Some have compared Bill 78 to a hidden version of the The War Measures Act, which was last utilized in the 1970s to combat the rebel/terrorist organization the FLQ, which was fighting for Quebec sovereignty. That time there was killings and bombings and murders. This time, not so much. I will say, as a quick but important aside, that one of the characteristics of the neoliberal state is increasing authoritarianism. This is something to be on the lookout for. And also to reject. Which is one of the reasons I was out in the street last night banging on my pot with vigor.

My friend Matt showed up at my place last night at 7:30pm, and we assembled our gear. Matt had on a Canada sweatshirt and I had on a red CBC jacket I use for work (which my dad won somewhere). We packed our pots and spoons and headed into the heart of downtown. I was really curious if there would be much of a turnout. But along the way we saw others heading in with their pots and pans too, so we started to get a good feeling. When we got to the art gallery it was heartening to see the throng of people, I would say around four hundred or more.  [below image Vancouver, May 30, 2012]




The form of protest being used in Quebec- and recreated across Canada and elsewhere last night- has been dubbed casseroles, and it has a long history in both Europe and Quebec. It's also been used as a form of peaceful civil disobedience in many other places in the last fifty years, including Chile, Argentina, Spain and Iceland (in 2008).

It was good to experience last night why this is such an effective form of protest. First off, it's bloody good fun. Maybe it goes back to the fact that most of us banged on pots and pans as kids, or maybe it even goes further back to the power of ancient tribal rhythms (and it was fascinating to hear different rhythms spontaneously break out last night), but whatever the reason it's rather enjoyable making a ruckus like that with so many other people. Which ties to another part of its power- it makes one heck of a racket! Here's a short clip from the Vancouver rally last night for a sample:



There's also something very universal about it. First of all, almost everyone's got a pot, and it was actually rather humorous to see people with their kitchen gear out in the streets. I could just imagine the countlesscasseroles-toronto soups and stews that had been cooked in these vessels. There's also something about this form that brings out people of all ages; there's a certain inclusivity about it, and there's something extra powerful about walking alongside people of all ages. I feel good about any protest where some old lady is banging on her pot beside me.

MATERIAL SUPPLIED:
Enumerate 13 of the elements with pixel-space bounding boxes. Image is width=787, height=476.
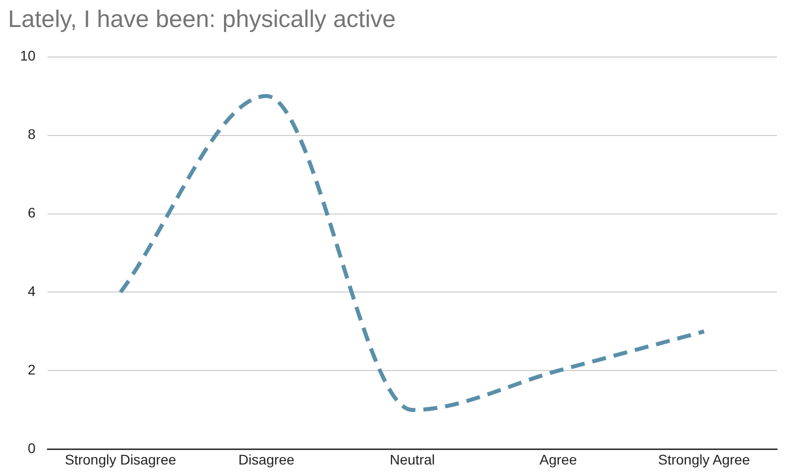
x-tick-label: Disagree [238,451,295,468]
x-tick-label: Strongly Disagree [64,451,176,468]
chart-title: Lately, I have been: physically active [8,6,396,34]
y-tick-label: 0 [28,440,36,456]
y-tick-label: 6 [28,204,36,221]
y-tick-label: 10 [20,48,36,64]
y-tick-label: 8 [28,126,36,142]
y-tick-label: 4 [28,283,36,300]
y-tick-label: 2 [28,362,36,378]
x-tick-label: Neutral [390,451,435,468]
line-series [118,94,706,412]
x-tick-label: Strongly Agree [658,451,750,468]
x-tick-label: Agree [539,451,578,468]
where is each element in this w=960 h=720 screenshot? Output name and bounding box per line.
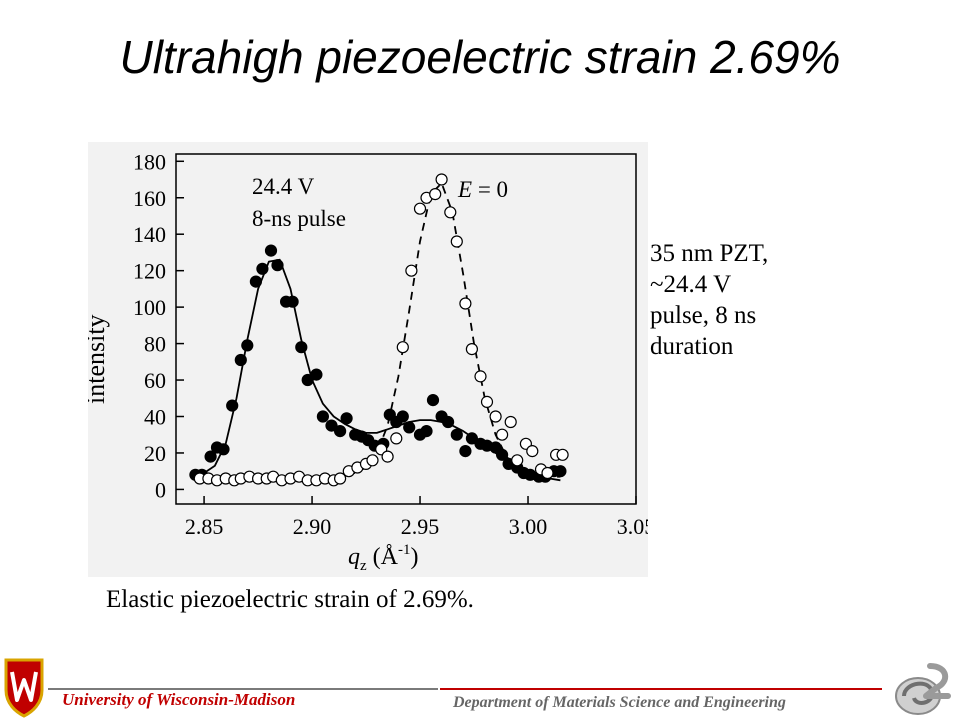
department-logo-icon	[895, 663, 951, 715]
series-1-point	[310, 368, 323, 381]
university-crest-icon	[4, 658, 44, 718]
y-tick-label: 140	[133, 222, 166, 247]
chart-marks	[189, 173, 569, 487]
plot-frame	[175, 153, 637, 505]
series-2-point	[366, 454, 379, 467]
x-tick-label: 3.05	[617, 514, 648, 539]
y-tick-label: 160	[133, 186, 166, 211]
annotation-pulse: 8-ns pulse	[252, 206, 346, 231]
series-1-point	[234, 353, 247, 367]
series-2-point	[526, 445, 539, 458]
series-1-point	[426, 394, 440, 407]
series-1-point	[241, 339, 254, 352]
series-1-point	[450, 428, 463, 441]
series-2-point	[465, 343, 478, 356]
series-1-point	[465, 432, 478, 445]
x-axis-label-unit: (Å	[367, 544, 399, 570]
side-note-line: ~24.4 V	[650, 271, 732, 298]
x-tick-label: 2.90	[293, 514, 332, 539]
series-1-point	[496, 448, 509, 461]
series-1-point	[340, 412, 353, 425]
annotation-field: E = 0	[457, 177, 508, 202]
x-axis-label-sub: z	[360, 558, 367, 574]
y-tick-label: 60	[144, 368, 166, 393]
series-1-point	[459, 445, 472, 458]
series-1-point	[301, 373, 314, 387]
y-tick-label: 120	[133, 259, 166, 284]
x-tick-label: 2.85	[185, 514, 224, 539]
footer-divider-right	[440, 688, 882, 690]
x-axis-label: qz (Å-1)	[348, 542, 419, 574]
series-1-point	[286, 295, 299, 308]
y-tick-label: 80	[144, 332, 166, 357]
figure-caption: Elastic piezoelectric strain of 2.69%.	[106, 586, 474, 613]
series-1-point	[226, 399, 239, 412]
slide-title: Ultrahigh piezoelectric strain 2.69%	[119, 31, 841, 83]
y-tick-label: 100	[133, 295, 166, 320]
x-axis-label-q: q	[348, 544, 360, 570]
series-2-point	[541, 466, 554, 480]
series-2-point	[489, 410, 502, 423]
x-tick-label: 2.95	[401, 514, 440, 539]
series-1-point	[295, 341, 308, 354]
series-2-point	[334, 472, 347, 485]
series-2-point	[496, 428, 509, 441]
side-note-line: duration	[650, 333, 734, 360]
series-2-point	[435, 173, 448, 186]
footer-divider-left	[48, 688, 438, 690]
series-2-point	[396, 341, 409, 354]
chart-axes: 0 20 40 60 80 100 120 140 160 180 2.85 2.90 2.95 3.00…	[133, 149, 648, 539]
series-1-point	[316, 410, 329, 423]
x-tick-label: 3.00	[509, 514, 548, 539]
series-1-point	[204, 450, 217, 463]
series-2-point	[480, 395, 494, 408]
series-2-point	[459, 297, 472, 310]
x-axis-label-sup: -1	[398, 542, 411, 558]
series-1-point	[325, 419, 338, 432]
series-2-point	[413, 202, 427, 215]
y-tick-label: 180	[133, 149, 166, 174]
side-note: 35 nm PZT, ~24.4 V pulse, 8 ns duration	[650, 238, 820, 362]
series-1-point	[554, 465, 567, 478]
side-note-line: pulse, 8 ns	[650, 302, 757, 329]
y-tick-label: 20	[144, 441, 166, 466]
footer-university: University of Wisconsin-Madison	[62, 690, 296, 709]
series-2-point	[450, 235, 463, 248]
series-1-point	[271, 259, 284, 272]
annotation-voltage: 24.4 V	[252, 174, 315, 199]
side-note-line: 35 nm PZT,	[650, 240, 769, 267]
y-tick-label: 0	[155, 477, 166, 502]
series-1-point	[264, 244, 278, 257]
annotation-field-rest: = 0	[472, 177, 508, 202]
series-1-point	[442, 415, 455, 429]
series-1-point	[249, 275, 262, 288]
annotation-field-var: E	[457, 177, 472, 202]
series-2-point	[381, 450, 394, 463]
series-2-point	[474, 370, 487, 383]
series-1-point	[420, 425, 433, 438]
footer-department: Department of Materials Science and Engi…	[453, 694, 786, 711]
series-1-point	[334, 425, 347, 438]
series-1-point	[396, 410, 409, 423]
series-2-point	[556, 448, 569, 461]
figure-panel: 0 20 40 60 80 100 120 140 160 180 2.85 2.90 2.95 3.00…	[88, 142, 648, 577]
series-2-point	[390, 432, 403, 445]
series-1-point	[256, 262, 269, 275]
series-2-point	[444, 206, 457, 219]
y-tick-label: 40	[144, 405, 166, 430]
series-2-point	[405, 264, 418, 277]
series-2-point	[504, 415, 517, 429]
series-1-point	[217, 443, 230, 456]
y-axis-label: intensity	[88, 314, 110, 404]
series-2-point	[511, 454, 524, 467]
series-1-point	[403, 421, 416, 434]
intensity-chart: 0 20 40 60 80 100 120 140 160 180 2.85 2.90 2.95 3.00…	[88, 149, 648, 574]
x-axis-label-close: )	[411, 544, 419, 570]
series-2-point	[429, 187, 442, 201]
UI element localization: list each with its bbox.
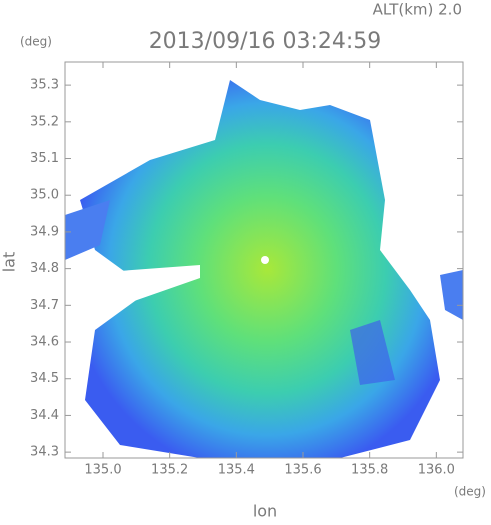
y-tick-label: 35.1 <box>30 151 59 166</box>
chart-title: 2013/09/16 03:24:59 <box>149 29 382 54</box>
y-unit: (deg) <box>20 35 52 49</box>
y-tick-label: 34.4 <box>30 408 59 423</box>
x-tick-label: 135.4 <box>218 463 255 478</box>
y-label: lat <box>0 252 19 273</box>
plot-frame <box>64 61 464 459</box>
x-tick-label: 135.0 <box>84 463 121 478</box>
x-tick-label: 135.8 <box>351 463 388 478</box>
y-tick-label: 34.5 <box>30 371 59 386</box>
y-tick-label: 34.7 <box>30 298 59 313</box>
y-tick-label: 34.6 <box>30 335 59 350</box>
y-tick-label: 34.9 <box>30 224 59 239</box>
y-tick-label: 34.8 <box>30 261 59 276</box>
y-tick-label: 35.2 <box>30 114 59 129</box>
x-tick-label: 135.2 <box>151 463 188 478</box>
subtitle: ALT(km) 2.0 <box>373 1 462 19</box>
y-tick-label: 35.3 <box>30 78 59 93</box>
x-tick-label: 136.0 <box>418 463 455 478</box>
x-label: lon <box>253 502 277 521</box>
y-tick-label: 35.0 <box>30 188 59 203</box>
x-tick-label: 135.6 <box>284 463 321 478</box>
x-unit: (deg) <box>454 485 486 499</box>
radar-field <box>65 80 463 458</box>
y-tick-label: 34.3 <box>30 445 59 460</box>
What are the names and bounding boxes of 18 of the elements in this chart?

SHORT TASK: Decide whether each statement agrees with the text on the pot-banging protest, answering yes or no and quoting the words of the text that settle it. 1. The War Measures Act was last used in the 1970s. 2. The writer estimated the crowd at the art gallery at fewer than two hundred people. 3. The casseroles form of protest has been used in Iceland.

FINISHED EXERCISE:
1. Yes: "which was last utilized in the 1970s to combat the rebel/terrorist organization the FLQ"
2. No: "I would say around four hundred or more."
3. Yes: "including Chile, Argentina, Spain and Iceland (in 2008)"